↓↓↓
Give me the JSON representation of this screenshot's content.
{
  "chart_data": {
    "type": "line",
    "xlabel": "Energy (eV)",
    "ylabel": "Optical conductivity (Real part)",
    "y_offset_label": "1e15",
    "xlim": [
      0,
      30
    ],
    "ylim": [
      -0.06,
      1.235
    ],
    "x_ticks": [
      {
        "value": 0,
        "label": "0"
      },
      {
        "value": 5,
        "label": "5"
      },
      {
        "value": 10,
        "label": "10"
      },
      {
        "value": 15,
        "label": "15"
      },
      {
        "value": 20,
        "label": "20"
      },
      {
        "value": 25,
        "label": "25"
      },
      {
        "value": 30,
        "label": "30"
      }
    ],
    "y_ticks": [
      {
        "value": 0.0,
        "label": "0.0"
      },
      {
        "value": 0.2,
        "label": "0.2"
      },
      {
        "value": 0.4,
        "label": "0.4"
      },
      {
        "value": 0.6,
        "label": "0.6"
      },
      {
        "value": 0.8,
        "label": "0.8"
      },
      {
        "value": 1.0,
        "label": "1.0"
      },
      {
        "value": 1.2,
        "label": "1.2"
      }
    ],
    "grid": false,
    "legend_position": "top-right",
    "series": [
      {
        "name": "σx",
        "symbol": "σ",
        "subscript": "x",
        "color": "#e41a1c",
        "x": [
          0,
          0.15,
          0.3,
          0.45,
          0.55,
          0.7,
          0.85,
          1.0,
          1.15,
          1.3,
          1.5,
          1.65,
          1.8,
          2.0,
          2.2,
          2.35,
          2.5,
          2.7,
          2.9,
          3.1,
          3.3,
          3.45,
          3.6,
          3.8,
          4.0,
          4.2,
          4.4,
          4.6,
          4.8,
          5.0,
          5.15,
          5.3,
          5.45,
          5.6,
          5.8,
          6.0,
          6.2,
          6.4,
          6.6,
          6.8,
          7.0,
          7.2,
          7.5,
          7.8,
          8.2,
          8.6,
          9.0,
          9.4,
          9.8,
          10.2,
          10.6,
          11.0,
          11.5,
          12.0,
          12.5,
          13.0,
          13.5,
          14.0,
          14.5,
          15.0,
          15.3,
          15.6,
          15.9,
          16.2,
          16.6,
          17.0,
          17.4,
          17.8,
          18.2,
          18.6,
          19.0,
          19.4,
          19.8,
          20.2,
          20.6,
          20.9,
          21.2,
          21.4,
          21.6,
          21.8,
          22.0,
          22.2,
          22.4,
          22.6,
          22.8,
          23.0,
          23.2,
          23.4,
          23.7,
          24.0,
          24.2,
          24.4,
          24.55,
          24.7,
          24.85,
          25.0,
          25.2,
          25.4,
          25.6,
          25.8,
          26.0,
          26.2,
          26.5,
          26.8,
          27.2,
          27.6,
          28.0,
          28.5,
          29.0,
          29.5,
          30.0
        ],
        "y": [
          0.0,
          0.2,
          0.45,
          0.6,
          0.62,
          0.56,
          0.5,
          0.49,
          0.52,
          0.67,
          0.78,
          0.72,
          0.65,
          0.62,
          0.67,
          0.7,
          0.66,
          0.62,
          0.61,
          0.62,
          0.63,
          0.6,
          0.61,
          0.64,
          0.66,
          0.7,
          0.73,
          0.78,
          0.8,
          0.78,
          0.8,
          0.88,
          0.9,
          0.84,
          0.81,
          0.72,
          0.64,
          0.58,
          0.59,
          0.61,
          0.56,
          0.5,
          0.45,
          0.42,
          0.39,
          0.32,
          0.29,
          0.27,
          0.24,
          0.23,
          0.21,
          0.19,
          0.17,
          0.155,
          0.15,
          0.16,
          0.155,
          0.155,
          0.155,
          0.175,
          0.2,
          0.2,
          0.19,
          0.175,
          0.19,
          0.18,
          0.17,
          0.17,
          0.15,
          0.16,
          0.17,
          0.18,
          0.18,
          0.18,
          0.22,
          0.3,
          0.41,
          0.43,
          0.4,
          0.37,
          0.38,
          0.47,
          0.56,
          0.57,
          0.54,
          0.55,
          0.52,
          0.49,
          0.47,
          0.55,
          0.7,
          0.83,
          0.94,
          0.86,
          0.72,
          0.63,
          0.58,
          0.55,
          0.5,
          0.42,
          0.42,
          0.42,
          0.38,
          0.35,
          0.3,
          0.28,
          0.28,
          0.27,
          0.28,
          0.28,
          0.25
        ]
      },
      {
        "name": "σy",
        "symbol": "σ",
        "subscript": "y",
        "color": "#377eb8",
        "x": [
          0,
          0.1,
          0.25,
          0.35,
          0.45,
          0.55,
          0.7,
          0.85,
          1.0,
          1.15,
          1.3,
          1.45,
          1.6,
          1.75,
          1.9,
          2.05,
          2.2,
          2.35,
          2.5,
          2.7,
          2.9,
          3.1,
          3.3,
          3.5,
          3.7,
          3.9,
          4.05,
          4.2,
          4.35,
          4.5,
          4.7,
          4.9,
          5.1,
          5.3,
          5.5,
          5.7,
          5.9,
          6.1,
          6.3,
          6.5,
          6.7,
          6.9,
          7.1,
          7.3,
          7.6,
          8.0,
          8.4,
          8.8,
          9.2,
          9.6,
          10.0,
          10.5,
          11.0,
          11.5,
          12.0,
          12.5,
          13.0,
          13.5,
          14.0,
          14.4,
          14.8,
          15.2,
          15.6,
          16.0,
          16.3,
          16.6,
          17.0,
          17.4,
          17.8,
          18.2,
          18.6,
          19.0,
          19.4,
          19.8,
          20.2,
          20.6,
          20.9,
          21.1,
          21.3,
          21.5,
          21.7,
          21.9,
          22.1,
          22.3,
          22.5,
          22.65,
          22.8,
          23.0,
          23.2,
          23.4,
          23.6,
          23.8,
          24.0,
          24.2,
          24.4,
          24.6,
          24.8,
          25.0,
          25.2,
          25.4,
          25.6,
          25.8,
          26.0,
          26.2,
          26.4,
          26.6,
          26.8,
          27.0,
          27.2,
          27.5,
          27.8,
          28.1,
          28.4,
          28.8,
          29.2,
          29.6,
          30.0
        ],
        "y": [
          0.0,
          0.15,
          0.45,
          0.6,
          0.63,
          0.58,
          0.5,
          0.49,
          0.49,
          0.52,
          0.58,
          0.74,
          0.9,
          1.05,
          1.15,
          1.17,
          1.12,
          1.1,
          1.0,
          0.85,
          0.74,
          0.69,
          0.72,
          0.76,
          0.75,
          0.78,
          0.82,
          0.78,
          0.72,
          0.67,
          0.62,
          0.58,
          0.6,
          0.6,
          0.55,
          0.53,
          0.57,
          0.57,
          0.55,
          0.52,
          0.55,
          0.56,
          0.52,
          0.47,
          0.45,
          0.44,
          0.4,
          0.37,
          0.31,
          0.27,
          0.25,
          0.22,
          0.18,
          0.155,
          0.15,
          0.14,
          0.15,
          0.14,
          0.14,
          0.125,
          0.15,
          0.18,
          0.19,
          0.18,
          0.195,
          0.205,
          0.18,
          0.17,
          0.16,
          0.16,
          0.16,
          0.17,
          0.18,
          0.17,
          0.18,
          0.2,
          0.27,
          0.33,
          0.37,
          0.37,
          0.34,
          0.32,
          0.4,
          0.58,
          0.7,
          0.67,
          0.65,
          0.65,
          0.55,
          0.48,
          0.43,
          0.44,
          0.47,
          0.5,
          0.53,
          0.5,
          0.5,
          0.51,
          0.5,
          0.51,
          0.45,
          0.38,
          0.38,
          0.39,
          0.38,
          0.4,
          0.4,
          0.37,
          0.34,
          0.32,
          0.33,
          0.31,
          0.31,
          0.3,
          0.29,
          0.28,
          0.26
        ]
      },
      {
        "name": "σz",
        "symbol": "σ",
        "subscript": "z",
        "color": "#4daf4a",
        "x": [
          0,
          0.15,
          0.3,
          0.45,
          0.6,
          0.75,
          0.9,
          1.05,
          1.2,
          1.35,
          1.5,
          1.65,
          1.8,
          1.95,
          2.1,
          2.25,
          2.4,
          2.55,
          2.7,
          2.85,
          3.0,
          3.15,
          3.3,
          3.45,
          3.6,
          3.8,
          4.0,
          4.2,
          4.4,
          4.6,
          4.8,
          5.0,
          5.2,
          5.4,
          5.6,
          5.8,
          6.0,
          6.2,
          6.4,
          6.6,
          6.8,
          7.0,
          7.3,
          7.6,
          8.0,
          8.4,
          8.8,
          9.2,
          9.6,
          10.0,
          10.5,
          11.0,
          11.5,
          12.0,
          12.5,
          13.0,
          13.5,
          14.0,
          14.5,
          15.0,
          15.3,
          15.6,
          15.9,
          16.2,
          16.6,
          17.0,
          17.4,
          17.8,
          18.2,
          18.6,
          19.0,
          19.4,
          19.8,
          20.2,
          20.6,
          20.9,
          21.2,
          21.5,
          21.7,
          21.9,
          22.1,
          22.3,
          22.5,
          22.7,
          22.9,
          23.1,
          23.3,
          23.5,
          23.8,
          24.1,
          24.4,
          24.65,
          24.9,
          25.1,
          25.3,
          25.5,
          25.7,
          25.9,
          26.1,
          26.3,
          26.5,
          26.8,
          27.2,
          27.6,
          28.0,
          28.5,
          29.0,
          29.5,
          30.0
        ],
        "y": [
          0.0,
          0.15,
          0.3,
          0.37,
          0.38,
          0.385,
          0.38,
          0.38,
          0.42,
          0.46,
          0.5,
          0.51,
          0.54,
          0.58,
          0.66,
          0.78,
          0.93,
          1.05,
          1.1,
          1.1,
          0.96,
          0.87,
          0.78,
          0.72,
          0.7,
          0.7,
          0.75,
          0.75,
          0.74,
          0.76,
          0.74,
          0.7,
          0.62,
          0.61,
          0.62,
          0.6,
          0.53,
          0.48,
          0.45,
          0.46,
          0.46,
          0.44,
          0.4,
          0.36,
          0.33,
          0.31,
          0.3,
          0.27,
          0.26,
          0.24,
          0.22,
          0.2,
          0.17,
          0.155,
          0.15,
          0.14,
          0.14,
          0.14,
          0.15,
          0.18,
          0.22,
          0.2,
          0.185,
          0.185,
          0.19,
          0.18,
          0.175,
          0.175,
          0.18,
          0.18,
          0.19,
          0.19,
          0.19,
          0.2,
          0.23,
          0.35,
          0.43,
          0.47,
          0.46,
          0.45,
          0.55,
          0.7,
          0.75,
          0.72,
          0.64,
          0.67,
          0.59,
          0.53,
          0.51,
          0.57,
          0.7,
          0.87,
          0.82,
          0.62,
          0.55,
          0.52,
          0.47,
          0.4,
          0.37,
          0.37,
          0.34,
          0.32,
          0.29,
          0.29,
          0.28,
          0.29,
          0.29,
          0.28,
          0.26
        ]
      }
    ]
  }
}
↑↑↑
- _TASK TO CARRY OUT_
In the listing, find every line with the word "color" and state how many there are, nothing more.

- _TASK SOLUTION_
3